The request: Go through the entries below and copy each line containing the word "color".

[Excerpts from a figure dataset]
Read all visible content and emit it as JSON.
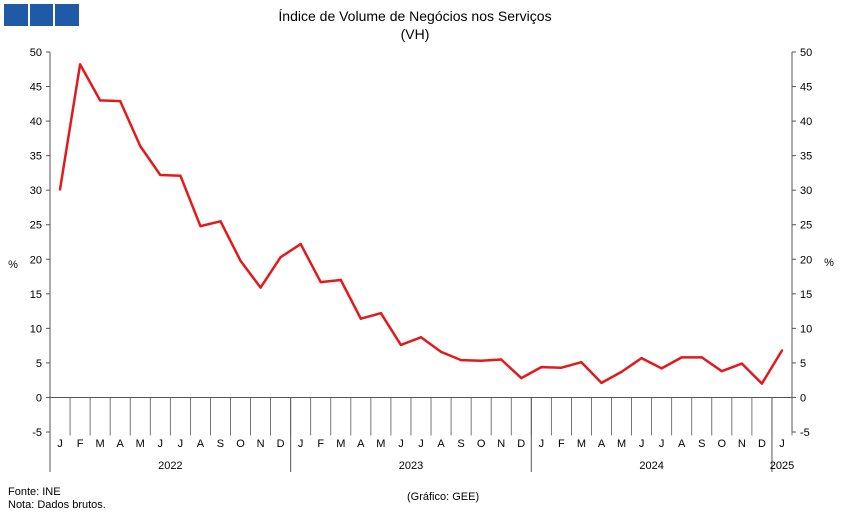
{
  "chart_data": {
    "type": "line",
    "title": "Índice de Volume de Negócios nos Serviços",
    "subtitle": "(VH)",
    "ylabel_left": "%",
    "ylabel_right": "%",
    "ylim": [
      -5,
      50
    ],
    "yticks": [
      -5,
      0,
      5,
      10,
      15,
      20,
      25,
      30,
      35,
      40,
      45,
      50
    ],
    "month_labels": [
      "J",
      "F",
      "M",
      "A",
      "M",
      "J",
      "J",
      "A",
      "S",
      "O",
      "N",
      "D",
      "J",
      "F",
      "M",
      "A",
      "M",
      "J",
      "J",
      "A",
      "S",
      "O",
      "N",
      "D",
      "J",
      "F",
      "M",
      "A",
      "M",
      "J",
      "J",
      "A",
      "S",
      "O",
      "N",
      "D",
      "J"
    ],
    "years": [
      {
        "label": "2022",
        "start": 0,
        "end": 12
      },
      {
        "label": "2023",
        "start": 12,
        "end": 24
      },
      {
        "label": "2024",
        "start": 24,
        "end": 36
      },
      {
        "label": "2025",
        "start": 36,
        "end": 37
      }
    ],
    "series": [
      {
        "color": "#e31a1c",
        "values": [
          30.1,
          48.2,
          43.0,
          42.9,
          36.4,
          32.2,
          32.1,
          24.8,
          25.5,
          19.8,
          15.9,
          20.3,
          22.2,
          16.7,
          17.0,
          11.4,
          12.2,
          7.6,
          8.7,
          6.6,
          5.4,
          5.3,
          5.5,
          2.8,
          4.4,
          4.3,
          5.1,
          2.1,
          3.7,
          5.7,
          4.2,
          5.8,
          5.8,
          3.8,
          4.9,
          2.0,
          6.8
        ]
      }
    ],
    "grid": false
  },
  "footer": {
    "source": "Fonte: INE",
    "note": "Nota: Dados brutos.",
    "credit": "(Gráfico: GEE)"
  }
}
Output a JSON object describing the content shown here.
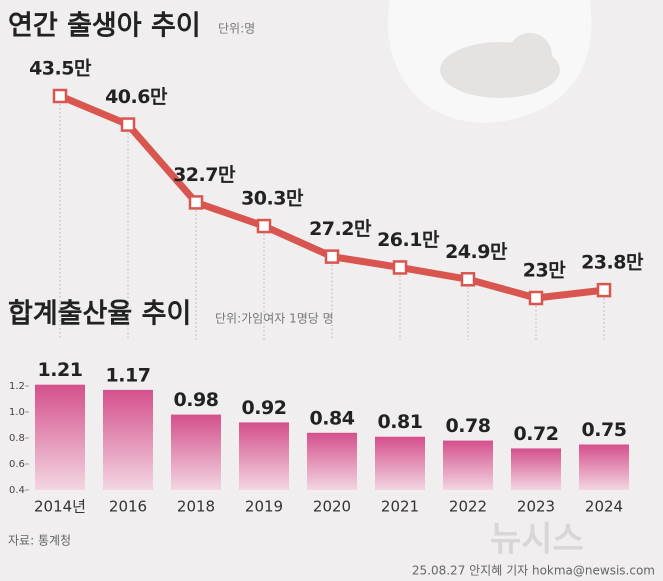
{
  "chart_data": [
    {
      "type": "line",
      "title": "연간 출생아 추이",
      "unit": "단위:명",
      "values": [
        43.5,
        40.6,
        32.7,
        30.3,
        27.2,
        26.1,
        24.9,
        23,
        23.8
      ],
      "value_labels": [
        "43.5만",
        "40.6만",
        "32.7만",
        "30.3만",
        "27.2만",
        "26.1만",
        "24.9만",
        "23만",
        "23.8만"
      ],
      "color": "#d9554f"
    },
    {
      "type": "bar",
      "title": "합계출산율 추이",
      "unit": "단위:가임여자 1명당 명",
      "categories": [
        "2014년",
        "2016",
        "2018",
        "2019",
        "2020",
        "2021",
        "2022",
        "2023",
        "2024"
      ],
      "values": [
        1.21,
        1.17,
        0.98,
        0.92,
        0.84,
        0.81,
        0.78,
        0.72,
        0.75
      ],
      "color": "#d4508b",
      "ylim": [
        0.4,
        1.3
      ],
      "yticks": [
        0.4,
        0.6,
        0.8,
        {
          "value": 1,
          "label": "1.0"
        },
        1.2
      ]
    }
  ],
  "footer": {
    "source": "자료: 통계청",
    "credit": "25.08.27 안지혜 기자 hokma@newsis.com",
    "watermark": "뉴시스"
  }
}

Expected output:
        "color": "#e31a1c",
      "color": "#d9554f"
      "color": "#d4508b",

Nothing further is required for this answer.